▸ Prompt
Would you quote the material below in full and unchanged?

▸ Items
◆ ◆ ◆ ◆ ◆ ◆ ◆
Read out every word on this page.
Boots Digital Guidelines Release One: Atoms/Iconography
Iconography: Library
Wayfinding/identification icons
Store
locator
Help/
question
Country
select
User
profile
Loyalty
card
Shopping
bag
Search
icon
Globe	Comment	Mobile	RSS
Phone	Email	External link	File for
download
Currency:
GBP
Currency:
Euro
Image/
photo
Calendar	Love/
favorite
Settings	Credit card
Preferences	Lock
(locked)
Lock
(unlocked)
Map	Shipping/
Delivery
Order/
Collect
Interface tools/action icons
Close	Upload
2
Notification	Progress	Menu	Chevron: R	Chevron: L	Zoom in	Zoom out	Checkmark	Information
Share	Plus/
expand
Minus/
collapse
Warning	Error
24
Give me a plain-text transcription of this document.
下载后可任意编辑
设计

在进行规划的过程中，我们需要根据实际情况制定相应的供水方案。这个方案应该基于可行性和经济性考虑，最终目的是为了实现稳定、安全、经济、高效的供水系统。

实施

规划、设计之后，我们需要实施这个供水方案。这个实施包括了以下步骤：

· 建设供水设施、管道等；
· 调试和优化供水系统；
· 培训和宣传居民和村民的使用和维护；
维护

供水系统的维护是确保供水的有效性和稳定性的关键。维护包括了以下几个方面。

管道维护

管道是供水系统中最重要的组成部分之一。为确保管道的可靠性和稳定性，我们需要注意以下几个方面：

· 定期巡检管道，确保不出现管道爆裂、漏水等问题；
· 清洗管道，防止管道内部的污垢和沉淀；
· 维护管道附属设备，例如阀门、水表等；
◆ ◆ ◆ ◆ ◆ ◆ ◆
▸ Response to this task
Read out every word on this page.
Boots Digital Guidelines Release One: Atoms/Iconography
Iconography: Library
Wayfinding/identification icons
Store
locator
Help/
question
Country
select
User
profile
Loyalty
card
Shopping
bag
Search
icon
Globe	Comment	Mobile	RSS
Phone	Email	External link	File for
download
Currency:
GBP
Currency:
Euro
Image/
photo
Calendar	Love/
favorite
Settings	Credit card
Preferences	Lock
(locked)
Lock
(unlocked)
Map	Shipping/
Delivery
Order/
Collect
Interface tools/action icons
Close	Upload
2
Notification	Progress	Menu	Chevron: R	Chevron: L	Zoom in	Zoom out	Checkmark	Information
Share	Plus/
expand
Minus/
collapse
Warning	Error
24
Give me a plain-text transcription of this document.
下载后可任意编辑
设计

在进行规划的过程中，我们需要根据实际情况制定相应的供水方案。这个方案应该基于可行性和经济性考虑，最终目的是为了实现稳定、安全、经济、高效的供水系统。

实施

规划、设计之后，我们需要实施这个供水方案。这个实施包括了以下步骤：

· 建设供水设施、管道等；
· 调试和优化供水系统；
· 培训和宣传居民和村民的使用和维护；
维护

供水系统的维护是确保供水的有效性和稳定性的关键。维护包括了以下几个方面。

管道维护

管道是供水系统中最重要的组成部分之一。为确保管道的可靠性和稳定性，我们需要注意以下几个方面：

· 定期巡检管道，确保不出现管道爆裂、漏水等问题；
· 清洗管道，防止管道内部的污垢和沉淀；
· 维护管道附属设备，例如阀门、水表等；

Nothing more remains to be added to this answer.